■ EXERCISE REQUIREMENTS
State the number of lines in these records that include the word "xlabel", and add nothing to it.

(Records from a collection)
══════

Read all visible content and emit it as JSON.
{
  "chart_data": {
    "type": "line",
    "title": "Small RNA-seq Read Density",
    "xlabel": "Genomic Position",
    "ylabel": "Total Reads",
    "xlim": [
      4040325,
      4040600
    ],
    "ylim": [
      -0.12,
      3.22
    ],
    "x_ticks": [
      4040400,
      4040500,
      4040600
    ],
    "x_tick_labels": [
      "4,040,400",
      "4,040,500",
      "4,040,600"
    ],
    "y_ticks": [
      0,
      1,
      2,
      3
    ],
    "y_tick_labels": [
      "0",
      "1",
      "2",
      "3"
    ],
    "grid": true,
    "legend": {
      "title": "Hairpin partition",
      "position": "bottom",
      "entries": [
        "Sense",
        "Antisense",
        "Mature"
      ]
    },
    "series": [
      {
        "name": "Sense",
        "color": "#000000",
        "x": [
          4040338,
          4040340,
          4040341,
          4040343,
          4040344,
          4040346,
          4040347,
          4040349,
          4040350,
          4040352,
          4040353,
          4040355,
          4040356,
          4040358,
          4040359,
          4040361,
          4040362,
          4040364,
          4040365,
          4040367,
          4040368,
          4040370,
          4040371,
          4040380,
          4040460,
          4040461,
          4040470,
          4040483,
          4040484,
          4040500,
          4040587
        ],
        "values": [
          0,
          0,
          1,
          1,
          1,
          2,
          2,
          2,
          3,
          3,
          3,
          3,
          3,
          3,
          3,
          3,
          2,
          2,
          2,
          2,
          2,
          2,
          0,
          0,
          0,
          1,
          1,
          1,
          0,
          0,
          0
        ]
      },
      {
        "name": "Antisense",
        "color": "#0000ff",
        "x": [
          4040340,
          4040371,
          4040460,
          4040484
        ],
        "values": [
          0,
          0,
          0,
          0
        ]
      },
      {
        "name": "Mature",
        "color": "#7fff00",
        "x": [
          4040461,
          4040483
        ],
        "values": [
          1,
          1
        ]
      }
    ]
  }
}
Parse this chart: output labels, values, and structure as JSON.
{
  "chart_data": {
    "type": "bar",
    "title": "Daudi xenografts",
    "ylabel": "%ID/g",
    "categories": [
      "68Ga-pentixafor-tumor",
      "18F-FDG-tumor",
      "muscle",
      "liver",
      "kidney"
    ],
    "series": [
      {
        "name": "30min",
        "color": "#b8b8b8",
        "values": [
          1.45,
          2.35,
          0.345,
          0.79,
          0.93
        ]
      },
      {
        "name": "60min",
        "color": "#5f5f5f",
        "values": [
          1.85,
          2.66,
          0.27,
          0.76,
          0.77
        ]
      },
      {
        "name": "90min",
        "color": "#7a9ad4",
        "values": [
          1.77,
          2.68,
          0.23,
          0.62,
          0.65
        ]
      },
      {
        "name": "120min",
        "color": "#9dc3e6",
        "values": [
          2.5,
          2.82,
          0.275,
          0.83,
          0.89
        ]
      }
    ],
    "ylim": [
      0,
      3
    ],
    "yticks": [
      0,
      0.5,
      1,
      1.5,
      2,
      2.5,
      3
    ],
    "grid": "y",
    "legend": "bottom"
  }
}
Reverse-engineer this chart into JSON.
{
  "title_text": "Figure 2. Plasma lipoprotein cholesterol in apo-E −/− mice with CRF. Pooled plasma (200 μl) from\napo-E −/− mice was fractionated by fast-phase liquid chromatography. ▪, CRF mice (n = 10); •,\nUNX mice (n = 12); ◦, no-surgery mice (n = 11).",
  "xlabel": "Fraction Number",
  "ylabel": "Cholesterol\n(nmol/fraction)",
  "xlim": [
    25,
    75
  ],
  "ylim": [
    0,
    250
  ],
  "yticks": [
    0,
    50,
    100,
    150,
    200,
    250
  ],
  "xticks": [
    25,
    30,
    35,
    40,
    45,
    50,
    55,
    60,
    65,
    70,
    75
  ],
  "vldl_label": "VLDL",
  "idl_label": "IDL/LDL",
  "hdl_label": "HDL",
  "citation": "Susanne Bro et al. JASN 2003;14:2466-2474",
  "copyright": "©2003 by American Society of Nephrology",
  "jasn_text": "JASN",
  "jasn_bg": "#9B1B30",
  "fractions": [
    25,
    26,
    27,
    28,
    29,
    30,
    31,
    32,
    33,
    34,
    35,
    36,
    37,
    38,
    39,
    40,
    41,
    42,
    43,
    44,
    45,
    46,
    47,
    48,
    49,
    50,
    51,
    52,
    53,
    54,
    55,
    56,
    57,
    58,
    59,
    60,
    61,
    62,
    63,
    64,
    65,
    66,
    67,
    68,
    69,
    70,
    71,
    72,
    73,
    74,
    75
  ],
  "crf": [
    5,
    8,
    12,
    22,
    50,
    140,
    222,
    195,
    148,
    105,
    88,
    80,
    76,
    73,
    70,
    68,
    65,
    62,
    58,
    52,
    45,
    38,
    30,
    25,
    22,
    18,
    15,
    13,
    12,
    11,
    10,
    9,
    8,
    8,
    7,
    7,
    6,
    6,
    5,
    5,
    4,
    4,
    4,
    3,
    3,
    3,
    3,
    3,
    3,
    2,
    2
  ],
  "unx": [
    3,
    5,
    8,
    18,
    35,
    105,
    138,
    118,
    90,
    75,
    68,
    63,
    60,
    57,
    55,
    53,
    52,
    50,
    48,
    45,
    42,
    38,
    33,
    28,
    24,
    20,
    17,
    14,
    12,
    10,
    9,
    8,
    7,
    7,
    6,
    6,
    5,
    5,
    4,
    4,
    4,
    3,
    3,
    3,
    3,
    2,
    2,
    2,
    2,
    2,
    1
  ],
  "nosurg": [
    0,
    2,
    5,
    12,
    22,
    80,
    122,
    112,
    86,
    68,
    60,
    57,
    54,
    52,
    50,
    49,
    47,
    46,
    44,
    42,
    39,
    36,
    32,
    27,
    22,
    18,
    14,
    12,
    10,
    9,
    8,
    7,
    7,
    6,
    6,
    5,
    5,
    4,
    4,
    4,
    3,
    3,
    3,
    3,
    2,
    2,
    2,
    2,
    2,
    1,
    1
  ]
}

══════

■ ANSWER FOR THE TASK
2